Copy every line from the material below that holds "Baka".

* * * * *

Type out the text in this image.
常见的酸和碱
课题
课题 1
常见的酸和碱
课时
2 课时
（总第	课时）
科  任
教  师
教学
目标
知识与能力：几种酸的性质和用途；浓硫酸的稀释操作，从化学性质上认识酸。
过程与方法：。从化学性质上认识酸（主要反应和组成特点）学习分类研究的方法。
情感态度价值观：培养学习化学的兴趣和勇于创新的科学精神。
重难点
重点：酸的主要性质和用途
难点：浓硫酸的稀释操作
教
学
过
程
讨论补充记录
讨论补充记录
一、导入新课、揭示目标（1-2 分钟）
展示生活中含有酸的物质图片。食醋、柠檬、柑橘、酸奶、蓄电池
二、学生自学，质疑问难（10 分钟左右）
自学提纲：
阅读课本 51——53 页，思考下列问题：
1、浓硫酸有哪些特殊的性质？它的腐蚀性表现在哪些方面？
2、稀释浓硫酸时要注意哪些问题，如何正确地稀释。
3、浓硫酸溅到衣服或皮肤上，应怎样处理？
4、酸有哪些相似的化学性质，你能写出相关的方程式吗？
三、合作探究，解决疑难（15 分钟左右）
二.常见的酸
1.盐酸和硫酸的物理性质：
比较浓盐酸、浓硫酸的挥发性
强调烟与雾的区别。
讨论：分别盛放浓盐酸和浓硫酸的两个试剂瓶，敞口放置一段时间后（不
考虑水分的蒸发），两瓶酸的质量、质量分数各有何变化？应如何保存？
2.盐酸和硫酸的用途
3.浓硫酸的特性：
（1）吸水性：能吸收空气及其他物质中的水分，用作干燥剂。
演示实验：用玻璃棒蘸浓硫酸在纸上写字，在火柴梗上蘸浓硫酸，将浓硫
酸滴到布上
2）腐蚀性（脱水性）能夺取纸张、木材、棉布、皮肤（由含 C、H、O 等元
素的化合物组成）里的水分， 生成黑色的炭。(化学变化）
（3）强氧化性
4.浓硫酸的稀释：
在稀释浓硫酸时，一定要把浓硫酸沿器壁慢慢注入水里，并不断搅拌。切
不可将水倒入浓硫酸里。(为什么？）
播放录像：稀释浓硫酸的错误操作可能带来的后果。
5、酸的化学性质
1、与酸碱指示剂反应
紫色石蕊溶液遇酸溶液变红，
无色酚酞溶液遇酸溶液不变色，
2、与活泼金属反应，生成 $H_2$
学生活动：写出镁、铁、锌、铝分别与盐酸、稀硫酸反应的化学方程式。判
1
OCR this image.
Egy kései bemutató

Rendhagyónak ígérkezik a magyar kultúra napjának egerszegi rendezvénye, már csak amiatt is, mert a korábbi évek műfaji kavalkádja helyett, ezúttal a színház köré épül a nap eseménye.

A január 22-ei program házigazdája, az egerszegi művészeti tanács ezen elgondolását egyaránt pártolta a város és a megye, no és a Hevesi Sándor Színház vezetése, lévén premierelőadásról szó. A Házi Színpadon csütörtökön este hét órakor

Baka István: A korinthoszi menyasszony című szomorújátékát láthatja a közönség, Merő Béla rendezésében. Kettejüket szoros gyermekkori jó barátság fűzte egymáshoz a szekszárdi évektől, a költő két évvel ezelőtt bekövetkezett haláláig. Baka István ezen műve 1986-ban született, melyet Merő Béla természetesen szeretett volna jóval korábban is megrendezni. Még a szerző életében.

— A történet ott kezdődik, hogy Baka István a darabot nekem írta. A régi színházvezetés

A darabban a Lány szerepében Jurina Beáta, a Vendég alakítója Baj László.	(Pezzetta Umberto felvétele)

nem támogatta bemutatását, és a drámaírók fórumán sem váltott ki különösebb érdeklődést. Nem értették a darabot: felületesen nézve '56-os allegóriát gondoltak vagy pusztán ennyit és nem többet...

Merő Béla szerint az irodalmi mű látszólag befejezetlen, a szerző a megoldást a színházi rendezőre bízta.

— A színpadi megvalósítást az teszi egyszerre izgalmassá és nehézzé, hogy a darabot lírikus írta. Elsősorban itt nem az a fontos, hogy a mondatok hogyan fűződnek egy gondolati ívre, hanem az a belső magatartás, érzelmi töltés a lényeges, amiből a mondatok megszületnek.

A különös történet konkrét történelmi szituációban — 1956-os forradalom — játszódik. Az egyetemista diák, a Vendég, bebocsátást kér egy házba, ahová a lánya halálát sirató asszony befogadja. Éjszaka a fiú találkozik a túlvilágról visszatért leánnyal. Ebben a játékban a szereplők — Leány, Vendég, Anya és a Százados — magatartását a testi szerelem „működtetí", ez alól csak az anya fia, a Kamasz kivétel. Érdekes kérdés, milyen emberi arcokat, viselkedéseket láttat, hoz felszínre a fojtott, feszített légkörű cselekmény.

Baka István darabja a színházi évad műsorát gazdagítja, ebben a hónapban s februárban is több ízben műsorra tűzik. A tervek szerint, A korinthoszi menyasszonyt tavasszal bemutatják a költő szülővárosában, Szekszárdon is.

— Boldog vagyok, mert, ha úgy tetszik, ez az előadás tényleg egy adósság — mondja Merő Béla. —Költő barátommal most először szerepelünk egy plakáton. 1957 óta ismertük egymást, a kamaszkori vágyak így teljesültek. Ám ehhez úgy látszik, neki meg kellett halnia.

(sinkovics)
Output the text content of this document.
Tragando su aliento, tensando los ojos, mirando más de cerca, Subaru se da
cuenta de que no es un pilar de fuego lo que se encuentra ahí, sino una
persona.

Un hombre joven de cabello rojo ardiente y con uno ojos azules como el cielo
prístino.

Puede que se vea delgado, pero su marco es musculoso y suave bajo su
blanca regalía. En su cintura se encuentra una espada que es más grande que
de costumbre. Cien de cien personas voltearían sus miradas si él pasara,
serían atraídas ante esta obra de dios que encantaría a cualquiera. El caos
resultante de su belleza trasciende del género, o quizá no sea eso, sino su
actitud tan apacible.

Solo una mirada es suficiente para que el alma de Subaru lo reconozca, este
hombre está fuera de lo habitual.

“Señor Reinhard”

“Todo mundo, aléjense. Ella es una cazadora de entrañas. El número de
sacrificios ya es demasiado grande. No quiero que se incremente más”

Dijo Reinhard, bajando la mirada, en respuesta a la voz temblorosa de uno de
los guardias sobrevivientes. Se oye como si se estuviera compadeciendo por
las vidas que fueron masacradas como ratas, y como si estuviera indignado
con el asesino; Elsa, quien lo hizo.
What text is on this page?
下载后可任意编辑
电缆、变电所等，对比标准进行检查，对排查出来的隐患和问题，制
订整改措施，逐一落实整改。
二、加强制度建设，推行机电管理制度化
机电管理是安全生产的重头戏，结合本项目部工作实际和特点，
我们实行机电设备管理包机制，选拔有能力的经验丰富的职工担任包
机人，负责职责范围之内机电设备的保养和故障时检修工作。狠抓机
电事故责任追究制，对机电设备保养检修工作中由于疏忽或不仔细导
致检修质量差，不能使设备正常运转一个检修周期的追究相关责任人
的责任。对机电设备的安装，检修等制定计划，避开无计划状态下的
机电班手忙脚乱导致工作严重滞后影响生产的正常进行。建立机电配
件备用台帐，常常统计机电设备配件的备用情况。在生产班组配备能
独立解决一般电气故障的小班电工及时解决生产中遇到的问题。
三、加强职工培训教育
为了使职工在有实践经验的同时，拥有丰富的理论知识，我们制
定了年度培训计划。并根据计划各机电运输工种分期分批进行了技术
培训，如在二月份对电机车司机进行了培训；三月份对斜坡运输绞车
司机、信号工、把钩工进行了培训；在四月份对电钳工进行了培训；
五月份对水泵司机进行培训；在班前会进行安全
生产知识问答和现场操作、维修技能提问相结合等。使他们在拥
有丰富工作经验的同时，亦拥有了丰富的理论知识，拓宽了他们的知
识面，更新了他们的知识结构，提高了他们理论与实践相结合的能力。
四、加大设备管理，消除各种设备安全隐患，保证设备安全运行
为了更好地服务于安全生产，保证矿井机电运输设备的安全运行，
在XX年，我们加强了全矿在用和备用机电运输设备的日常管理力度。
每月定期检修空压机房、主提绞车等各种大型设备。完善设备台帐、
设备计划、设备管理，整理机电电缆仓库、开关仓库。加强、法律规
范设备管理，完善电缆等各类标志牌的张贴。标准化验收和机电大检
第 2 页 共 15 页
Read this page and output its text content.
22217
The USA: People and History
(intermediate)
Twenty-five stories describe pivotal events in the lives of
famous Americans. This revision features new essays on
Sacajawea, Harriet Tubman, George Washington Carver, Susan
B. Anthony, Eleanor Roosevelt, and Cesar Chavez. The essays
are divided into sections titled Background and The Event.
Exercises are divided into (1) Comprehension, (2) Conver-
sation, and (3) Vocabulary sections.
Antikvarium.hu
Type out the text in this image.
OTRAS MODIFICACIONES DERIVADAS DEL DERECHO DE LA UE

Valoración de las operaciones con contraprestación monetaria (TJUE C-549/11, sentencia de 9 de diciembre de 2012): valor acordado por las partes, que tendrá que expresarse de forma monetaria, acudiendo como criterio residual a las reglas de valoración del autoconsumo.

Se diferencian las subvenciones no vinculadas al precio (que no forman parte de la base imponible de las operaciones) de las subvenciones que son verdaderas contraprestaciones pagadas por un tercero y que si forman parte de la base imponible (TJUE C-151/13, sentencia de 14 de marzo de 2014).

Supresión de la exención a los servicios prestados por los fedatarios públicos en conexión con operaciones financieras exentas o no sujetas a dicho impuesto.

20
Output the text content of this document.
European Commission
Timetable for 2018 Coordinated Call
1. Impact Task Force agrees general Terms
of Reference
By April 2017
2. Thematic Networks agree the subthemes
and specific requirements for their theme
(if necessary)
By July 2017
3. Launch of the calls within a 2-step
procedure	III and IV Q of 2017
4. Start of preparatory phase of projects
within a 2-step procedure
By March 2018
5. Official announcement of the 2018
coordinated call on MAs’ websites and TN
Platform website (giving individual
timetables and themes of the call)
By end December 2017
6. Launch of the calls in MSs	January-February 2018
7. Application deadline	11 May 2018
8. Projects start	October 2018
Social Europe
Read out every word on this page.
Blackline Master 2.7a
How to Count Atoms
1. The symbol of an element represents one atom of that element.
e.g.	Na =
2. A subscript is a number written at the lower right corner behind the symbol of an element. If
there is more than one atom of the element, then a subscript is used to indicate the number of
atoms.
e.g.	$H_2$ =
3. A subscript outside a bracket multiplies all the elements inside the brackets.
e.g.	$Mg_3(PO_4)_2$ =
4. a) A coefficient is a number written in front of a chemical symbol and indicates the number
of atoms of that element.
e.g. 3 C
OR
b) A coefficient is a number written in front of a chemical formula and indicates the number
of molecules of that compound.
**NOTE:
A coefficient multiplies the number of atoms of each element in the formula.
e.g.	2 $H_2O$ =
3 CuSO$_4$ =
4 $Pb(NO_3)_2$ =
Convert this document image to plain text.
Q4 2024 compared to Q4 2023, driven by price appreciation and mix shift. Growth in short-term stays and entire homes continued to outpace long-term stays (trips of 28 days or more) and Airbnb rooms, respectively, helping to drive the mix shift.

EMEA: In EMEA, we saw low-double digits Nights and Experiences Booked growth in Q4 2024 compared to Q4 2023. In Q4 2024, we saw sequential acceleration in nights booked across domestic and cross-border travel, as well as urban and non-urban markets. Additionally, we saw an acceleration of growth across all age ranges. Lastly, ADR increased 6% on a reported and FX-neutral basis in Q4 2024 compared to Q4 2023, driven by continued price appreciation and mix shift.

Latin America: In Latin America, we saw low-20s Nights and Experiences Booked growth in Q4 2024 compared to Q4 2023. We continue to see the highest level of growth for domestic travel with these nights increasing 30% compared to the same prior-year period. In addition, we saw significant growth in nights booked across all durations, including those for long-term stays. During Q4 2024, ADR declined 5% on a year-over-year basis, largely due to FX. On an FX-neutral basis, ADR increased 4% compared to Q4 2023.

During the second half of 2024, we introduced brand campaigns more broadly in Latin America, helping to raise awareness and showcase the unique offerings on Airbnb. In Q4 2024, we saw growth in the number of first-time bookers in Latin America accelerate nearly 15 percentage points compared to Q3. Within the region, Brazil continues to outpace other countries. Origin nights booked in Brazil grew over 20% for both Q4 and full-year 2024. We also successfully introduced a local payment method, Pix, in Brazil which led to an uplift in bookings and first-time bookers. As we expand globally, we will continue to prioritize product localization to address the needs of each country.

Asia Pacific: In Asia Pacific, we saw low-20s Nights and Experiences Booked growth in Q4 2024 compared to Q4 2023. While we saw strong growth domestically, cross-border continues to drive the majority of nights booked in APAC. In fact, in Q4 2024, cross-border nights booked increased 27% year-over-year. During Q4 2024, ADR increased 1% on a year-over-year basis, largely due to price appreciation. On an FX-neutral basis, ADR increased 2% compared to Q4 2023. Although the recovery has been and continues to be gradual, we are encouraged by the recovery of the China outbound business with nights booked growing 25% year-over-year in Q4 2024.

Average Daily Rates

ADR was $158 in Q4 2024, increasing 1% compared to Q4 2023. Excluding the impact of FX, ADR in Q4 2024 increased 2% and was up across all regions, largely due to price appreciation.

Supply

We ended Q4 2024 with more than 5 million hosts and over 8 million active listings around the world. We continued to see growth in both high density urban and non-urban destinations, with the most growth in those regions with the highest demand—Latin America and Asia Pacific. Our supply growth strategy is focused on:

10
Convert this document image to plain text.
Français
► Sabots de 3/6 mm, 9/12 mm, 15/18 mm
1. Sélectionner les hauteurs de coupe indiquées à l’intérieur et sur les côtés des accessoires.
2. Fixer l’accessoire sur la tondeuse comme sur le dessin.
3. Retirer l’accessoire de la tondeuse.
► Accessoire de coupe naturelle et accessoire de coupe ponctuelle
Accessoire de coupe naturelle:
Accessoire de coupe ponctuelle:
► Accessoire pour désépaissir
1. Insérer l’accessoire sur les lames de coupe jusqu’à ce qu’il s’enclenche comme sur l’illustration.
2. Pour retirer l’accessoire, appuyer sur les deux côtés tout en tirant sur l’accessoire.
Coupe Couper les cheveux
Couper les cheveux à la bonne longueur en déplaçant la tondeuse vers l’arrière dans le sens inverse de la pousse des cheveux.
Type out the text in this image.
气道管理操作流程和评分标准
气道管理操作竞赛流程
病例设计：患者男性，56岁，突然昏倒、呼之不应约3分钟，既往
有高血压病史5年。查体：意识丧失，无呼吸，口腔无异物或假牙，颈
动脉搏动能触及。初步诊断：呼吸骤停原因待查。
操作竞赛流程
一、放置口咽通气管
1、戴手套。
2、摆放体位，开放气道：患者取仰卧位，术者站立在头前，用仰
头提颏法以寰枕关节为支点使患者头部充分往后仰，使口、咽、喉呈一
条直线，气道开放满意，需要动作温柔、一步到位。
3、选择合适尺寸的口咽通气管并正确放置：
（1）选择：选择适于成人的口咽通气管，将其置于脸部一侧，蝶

* * * * *

== Answer to the exercise ==
Baka István: A korinthoszi menyasszony című szomorújátékát láthatja a közönség, Merő Béla rendezésében. Kettejüket szoros gyermekkori jó barátság fűzte egymáshoz a szekszárdi évektől, a költő két évvel ezelőtt bekövetkezett haláláig. Baka István ezen műve 1986-ban született, melyet Merő Béla természetesen szeretett volna jóval korábban is megrendezni. Még a szerző életében.
— A történet ott kezdődik, hogy Baka István a darabot nekem írta. A régi színházvezetés
Baka István darabja a színházi évad műsorát gazdagítja, ebben a hónapban s februárban is több ízben műsorra tűzik. A tervek szerint, A korinthoszi menyasszonyt tavasszal bemutatják a költő szülővárosában, Szekszárdon is.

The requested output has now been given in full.